/---

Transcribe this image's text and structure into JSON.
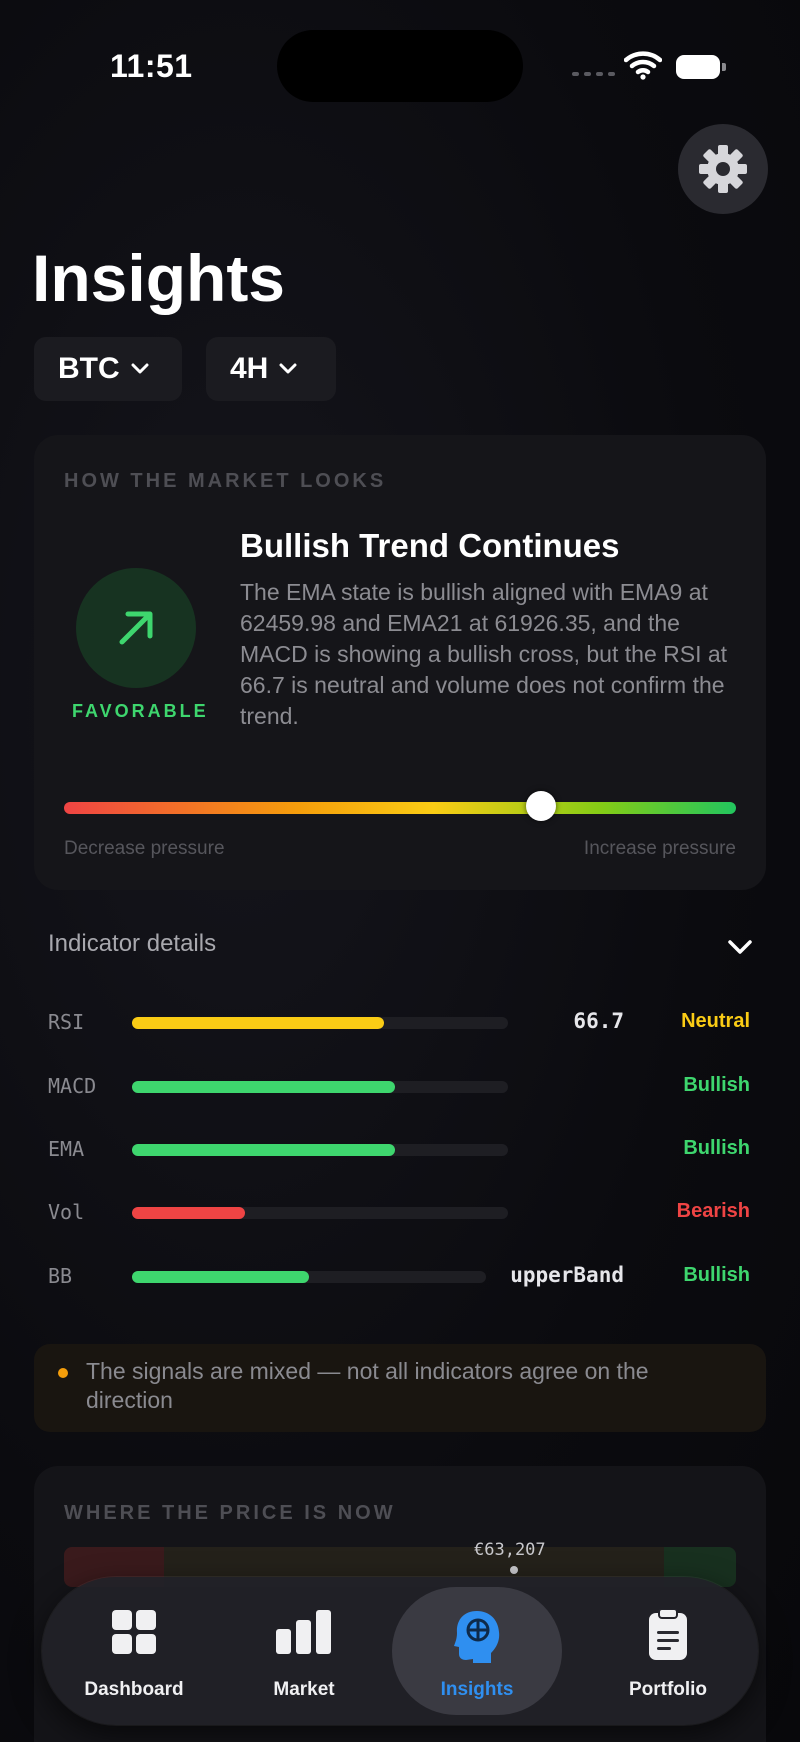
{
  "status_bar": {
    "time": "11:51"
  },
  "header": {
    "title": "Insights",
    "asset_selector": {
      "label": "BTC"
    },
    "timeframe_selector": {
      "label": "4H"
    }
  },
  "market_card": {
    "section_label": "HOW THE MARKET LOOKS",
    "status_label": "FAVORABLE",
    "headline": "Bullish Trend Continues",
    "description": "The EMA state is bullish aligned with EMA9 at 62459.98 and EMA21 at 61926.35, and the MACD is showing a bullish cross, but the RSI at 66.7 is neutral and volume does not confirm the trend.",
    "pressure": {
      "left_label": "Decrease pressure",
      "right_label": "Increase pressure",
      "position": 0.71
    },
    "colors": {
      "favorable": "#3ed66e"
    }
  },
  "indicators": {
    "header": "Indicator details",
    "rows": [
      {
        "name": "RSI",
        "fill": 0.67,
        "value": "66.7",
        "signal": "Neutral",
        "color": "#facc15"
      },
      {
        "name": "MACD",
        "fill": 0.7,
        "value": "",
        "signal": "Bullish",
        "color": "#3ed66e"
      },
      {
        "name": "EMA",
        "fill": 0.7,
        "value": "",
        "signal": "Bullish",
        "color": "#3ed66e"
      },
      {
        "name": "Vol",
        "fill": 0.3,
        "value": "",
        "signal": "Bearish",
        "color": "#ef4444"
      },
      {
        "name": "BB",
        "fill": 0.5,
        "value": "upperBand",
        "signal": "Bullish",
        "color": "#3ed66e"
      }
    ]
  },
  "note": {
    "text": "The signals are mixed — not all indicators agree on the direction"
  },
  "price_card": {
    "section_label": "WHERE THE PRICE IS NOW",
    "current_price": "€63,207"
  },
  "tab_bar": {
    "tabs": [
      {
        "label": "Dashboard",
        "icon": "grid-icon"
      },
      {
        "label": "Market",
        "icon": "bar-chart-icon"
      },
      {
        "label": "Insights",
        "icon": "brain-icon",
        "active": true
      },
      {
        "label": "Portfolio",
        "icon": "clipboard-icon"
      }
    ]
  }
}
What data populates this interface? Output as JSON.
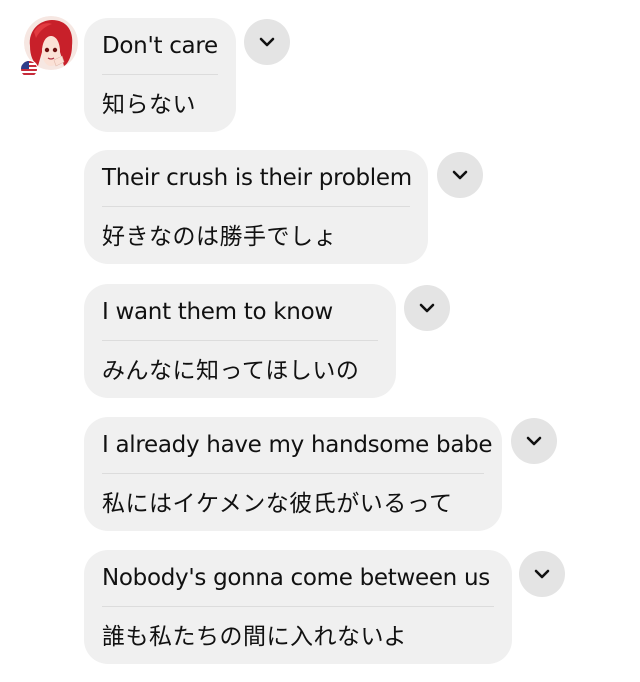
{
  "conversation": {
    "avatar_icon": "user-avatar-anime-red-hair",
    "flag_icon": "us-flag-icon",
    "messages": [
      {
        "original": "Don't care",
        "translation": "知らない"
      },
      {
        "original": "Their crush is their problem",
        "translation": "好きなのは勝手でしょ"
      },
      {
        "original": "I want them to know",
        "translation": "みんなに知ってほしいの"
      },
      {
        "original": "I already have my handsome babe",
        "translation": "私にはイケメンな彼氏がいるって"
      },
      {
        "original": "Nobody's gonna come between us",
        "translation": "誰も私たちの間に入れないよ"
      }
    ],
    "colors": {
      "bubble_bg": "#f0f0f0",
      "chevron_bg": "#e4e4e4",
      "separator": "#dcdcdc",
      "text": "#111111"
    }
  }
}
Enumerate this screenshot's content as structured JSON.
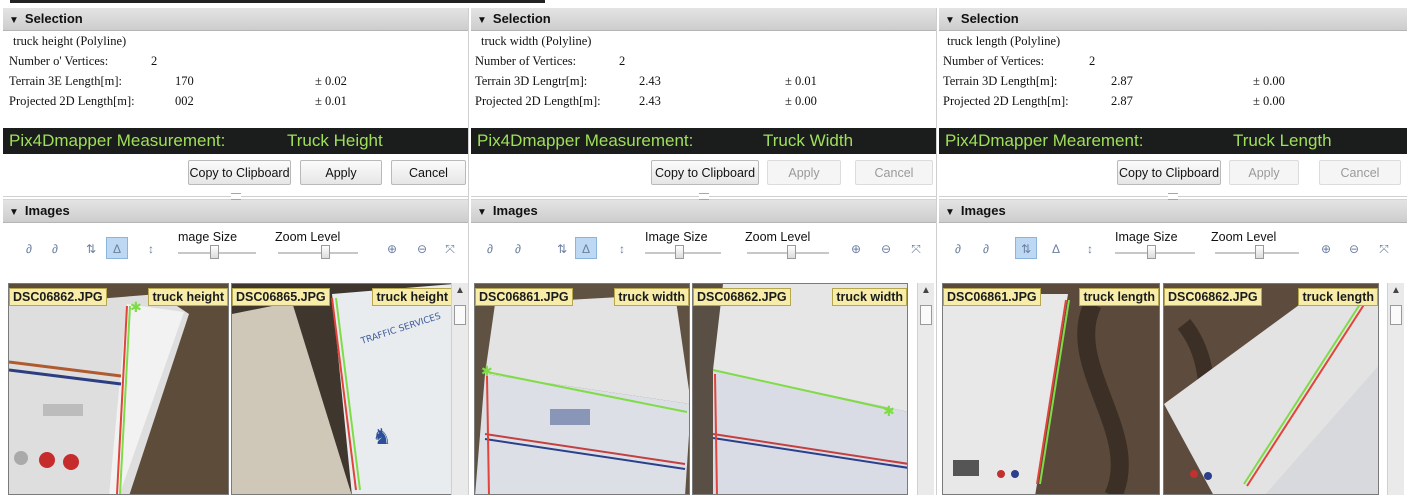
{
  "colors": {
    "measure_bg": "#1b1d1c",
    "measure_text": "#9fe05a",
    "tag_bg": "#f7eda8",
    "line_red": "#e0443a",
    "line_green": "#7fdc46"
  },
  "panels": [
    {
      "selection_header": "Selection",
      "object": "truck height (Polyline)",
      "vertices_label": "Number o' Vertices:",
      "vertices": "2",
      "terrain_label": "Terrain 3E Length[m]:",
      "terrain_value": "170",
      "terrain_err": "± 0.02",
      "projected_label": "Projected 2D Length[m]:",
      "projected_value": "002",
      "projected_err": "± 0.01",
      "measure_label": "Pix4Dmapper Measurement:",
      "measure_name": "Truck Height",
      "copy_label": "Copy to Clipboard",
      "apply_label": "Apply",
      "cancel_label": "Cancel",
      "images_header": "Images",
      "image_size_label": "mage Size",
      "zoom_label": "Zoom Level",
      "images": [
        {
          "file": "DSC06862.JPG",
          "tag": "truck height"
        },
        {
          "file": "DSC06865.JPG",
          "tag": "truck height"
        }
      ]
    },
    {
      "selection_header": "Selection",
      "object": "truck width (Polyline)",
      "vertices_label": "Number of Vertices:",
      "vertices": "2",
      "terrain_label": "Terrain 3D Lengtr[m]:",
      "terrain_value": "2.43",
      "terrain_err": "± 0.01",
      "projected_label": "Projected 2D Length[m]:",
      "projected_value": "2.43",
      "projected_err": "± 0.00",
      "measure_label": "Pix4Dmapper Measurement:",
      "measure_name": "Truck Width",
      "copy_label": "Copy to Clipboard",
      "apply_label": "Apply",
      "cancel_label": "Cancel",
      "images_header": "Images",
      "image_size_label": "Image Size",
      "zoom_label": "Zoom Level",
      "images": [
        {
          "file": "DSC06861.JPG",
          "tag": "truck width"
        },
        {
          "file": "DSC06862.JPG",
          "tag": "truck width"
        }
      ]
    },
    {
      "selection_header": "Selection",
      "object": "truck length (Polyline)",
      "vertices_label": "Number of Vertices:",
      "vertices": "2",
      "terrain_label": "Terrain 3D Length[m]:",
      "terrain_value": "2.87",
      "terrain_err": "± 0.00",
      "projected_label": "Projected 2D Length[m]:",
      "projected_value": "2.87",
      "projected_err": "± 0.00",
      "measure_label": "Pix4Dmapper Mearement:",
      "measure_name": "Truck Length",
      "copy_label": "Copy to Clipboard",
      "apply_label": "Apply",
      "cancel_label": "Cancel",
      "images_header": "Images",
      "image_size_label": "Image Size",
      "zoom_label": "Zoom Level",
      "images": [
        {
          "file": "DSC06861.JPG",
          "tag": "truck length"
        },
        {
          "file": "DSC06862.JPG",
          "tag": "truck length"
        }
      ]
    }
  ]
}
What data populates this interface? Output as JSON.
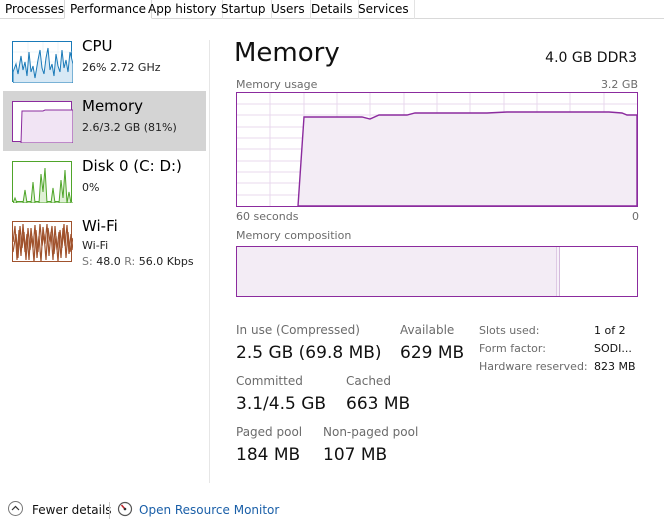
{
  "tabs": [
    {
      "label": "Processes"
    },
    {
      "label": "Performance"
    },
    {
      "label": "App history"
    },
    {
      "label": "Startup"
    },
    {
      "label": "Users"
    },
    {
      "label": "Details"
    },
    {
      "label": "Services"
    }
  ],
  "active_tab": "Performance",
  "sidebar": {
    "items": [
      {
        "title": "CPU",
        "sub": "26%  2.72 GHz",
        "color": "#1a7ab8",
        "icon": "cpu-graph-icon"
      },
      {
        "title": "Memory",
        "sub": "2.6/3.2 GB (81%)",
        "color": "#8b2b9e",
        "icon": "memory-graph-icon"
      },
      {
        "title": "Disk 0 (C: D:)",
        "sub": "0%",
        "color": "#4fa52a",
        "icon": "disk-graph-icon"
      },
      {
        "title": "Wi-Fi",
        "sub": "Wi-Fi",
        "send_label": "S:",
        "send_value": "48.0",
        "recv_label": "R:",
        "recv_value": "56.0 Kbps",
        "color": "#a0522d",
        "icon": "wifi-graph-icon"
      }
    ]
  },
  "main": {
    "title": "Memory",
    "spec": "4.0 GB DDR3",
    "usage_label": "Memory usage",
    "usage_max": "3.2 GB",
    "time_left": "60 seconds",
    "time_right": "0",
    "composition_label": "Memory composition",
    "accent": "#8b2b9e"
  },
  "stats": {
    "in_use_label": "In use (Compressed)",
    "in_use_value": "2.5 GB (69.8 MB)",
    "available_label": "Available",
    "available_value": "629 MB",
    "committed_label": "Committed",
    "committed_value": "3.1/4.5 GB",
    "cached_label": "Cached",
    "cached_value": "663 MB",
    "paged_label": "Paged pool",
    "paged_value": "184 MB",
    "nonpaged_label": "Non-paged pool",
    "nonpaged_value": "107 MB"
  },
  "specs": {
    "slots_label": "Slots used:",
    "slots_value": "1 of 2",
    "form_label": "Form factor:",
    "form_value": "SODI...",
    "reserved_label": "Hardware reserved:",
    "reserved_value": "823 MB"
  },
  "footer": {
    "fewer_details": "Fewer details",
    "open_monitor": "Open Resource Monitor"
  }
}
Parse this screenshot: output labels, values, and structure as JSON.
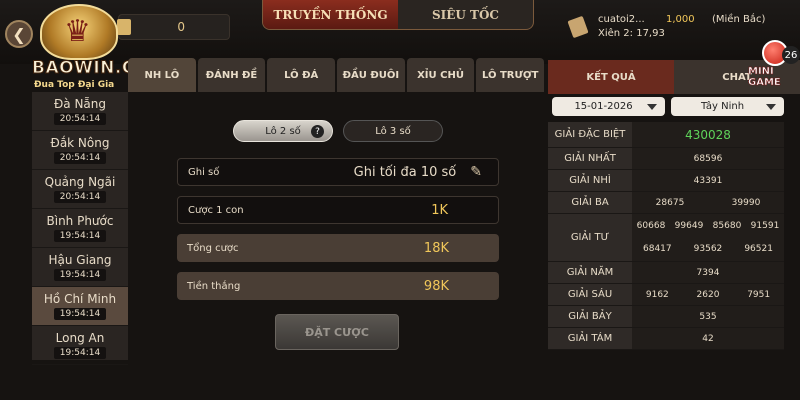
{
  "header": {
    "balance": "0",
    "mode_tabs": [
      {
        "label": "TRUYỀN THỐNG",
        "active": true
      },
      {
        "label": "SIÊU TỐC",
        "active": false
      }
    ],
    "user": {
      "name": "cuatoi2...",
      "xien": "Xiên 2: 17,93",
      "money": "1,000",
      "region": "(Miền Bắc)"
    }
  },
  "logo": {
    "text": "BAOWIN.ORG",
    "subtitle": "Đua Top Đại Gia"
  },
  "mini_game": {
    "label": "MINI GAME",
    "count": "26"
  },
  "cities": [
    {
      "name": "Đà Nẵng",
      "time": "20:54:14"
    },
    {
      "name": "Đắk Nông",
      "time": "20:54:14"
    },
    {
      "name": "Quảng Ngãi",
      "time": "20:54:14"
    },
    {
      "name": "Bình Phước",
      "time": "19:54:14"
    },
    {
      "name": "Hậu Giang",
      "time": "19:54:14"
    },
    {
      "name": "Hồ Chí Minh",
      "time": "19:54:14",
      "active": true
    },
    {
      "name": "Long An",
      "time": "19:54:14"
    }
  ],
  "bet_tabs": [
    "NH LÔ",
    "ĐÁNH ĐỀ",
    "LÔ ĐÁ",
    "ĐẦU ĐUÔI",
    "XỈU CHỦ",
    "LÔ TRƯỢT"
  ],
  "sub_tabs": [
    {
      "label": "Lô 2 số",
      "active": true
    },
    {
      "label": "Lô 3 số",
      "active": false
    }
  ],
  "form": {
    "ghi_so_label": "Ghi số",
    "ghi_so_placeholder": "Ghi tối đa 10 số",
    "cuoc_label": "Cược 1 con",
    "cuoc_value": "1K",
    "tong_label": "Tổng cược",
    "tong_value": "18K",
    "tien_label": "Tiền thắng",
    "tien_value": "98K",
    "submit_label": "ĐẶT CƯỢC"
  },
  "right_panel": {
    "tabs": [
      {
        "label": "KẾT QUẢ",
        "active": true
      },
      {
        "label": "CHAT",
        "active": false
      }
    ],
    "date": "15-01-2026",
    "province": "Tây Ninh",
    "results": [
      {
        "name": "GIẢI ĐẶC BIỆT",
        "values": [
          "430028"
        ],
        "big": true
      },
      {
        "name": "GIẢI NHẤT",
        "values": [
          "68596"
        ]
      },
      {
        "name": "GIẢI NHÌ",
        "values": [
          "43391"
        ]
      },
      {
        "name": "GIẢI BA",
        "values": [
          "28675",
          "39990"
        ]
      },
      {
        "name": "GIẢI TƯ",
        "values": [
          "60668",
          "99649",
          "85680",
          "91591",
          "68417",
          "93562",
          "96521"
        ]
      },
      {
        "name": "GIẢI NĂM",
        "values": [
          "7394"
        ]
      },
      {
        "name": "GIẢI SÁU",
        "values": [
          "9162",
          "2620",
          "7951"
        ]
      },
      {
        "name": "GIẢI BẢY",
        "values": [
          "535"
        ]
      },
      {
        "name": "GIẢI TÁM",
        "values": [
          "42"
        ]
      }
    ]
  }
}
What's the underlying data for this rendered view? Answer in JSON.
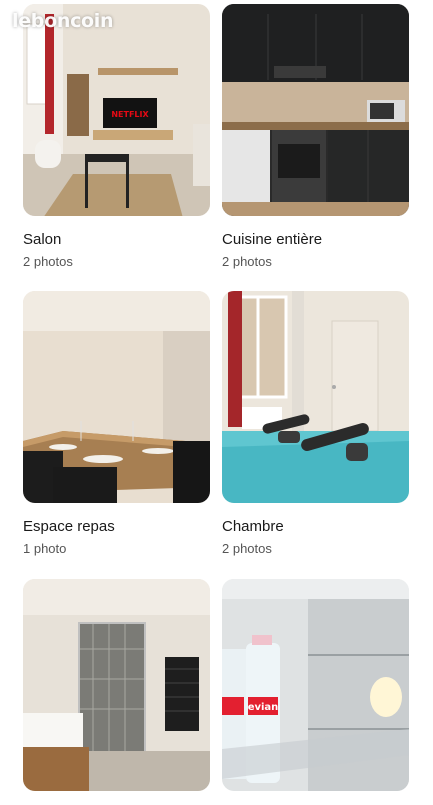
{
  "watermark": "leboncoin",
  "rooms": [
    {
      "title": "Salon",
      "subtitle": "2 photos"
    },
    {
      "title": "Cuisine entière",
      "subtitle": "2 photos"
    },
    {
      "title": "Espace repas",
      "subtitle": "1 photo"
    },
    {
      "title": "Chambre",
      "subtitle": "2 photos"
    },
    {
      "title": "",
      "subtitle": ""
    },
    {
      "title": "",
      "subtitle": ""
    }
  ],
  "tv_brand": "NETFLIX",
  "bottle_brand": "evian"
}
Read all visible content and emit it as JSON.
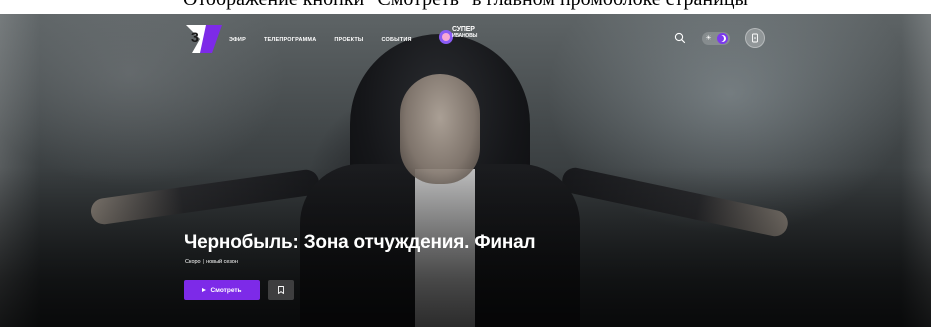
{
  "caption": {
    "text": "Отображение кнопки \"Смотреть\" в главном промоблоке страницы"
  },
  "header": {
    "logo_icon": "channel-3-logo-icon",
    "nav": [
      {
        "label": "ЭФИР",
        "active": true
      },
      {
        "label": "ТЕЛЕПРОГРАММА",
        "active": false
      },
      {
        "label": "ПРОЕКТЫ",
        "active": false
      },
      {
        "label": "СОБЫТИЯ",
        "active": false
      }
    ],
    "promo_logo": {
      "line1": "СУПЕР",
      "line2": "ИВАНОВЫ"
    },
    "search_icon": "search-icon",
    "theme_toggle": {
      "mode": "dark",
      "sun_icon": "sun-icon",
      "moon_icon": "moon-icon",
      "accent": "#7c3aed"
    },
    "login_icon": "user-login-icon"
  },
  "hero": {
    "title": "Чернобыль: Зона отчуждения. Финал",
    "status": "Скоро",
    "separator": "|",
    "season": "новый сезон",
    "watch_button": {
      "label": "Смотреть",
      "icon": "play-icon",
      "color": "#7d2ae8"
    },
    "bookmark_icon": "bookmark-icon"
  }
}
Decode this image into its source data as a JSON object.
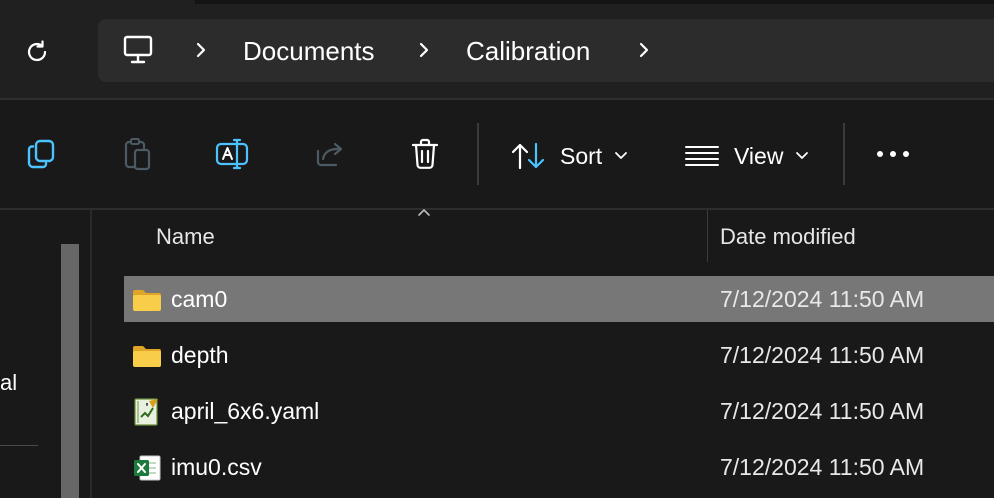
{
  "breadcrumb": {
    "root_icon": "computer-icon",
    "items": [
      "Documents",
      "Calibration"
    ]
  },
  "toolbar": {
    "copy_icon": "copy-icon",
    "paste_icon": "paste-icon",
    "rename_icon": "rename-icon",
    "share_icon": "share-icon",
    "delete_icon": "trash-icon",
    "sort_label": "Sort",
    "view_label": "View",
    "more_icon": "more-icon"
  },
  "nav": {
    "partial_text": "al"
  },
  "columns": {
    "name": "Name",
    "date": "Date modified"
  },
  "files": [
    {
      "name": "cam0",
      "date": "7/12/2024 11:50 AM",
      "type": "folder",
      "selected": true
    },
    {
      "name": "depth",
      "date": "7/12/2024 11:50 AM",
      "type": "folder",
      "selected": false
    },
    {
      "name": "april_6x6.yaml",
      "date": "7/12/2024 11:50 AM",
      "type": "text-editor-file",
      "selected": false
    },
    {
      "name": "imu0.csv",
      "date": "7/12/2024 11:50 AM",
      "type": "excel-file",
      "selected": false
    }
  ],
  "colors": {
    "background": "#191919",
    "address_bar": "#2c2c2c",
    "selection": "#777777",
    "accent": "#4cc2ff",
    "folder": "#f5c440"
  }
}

\---

Exercise: Using the listing above, copy exactly the lines from the one that contains "Read all visible content and emit it as JSON." through its last line, both included, but not the pictures.

Task solution:
Read all visible content and emit it as JSON.
{
  "caption": {
    "text": "Отображение кнопки \"Смотреть\" в главном промоблоке страницы"
  },
  "header": {
    "logo_icon": "channel-3-logo-icon",
    "nav": [
      {
        "label": "ЭФИР",
        "active": true
      },
      {
        "label": "ТЕЛЕПРОГРАММА",
        "active": false
      },
      {
        "label": "ПРОЕКТЫ",
        "active": false
      },
      {
        "label": "СОБЫТИЯ",
        "active": false
      }
    ],
    "promo_logo": {
      "line1": "СУПЕР",
      "line2": "ИВАНОВЫ"
    },
    "search_icon": "search-icon",
    "theme_toggle": {
      "mode": "dark",
      "sun_icon": "sun-icon",
      "moon_icon": "moon-icon",
      "accent": "#7c3aed"
    },
    "login_icon": "user-login-icon"
  },
  "hero": {
    "title": "Чернобыль: Зона отчуждения. Финал",
    "status": "Скоро",
    "separator": "|",
    "season": "новый сезон",
    "watch_button": {
      "label": "Смотреть",
      "icon": "play-icon",
      "color": "#7d2ae8"
    },
    "bookmark_icon": "bookmark-icon"
  }
}
Decode this image into its source data as a JSON object.
{
  "breadcrumb": {
    "root_icon": "computer-icon",
    "items": [
      "Documents",
      "Calibration"
    ]
  },
  "toolbar": {
    "copy_icon": "copy-icon",
    "paste_icon": "paste-icon",
    "rename_icon": "rename-icon",
    "share_icon": "share-icon",
    "delete_icon": "trash-icon",
    "sort_label": "Sort",
    "view_label": "View",
    "more_icon": "more-icon"
  },
  "nav": {
    "partial_text": "al"
  },
  "columns": {
    "name": "Name",
    "date": "Date modified"
  },
  "files": [
    {
      "name": "cam0",
      "date": "7/12/2024 11:50 AM",
      "type": "folder",
      "selected": true
    },
    {
      "name": "depth",
      "date": "7/12/2024 11:50 AM",
      "type": "folder",
      "selected": false
    },
    {
      "name": "april_6x6.yaml",
      "date": "7/12/2024 11:50 AM",
      "type": "text-editor-file",
      "selected": false
    },
    {
      "name": "imu0.csv",
      "date": "7/12/2024 11:50 AM",
      "type": "excel-file",
      "selected": false
    }
  ],
  "colors": {
    "background": "#191919",
    "address_bar": "#2c2c2c",
    "selection": "#777777",
    "accent": "#4cc2ff",
    "folder": "#f5c440"
  }
}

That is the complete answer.